[start]

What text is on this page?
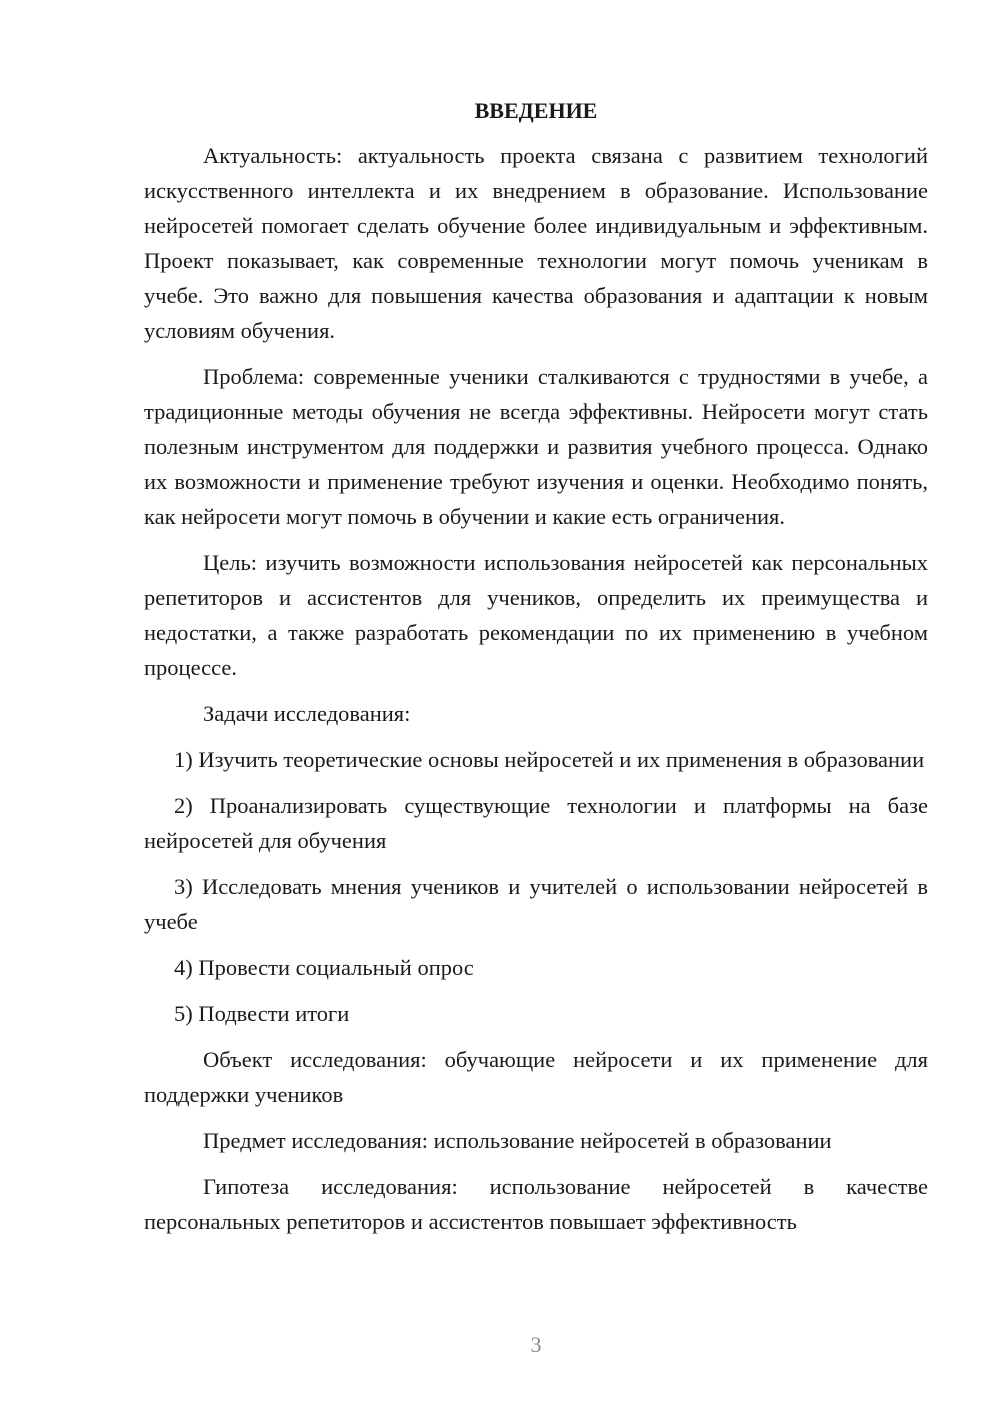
ВВЕДЕНИЕ

Актуальность: актуальность проекта связана с развитием технологий искусственного интеллекта и их внедрением в образование. Использование нейросетей помогает сделать обучение более индивидуальным и эффективным. Проект показывает, как современные технологии могут помочь ученикам в учебе. Это важно для повышения качества образования и адаптации к новым условиям обучения.

Проблема: современные ученики сталкиваются с трудностями в учебе, а традиционные методы обучения не всегда эффективны. Нейросети могут стать полезным инструментом для поддержки и развития учебного процесса. Однако их возможности и применение требуют изучения и оценки. Необходимо понять, как нейросети могут помочь в обучении и какие есть ограничения.

Цель: изучить возможности использования нейросетей как персональных репетиторов и ассистентов для учеников, определить их преимущества и недостатки, а также разработать рекомендации по их применению в учебном процессе.

Задачи исследования:

1) Изучить теоретические основы нейросетей и их применения в образовании

2) Проанализировать существующие технологии и платформы на базе нейросетей для обучения

3) Исследовать мнения учеников и учителей о использовании нейросетей в учебе

4) Провести социальный опрос

5) Подвести итоги

Объект исследования: обучающие нейросети и их применение для поддержки учеников

Предмет исследования: использование нейросетей в образовании

Гипотеза исследования: использование нейросетей в качестве персональных репетиторов и ассистентов повышает эффективность

3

[end]

## WHAT THE TASK ASKS
Copy and report every line where the word "применение" is present.

## RESULT FOR THIS TASK
Проблема: современные ученики сталкиваются с трудностями в учебе, а традиционные методы обучения не всегда эффективны. Нейросети могут стать полезным инструментом для поддержки и развития учебного процесса. Однако их возможности и применение требуют изучения и оценки. Необходимо понять, как нейросети могут помочь в обучении и какие есть ограничения.
Объект исследования: обучающие нейросети и их применение для поддержки учеников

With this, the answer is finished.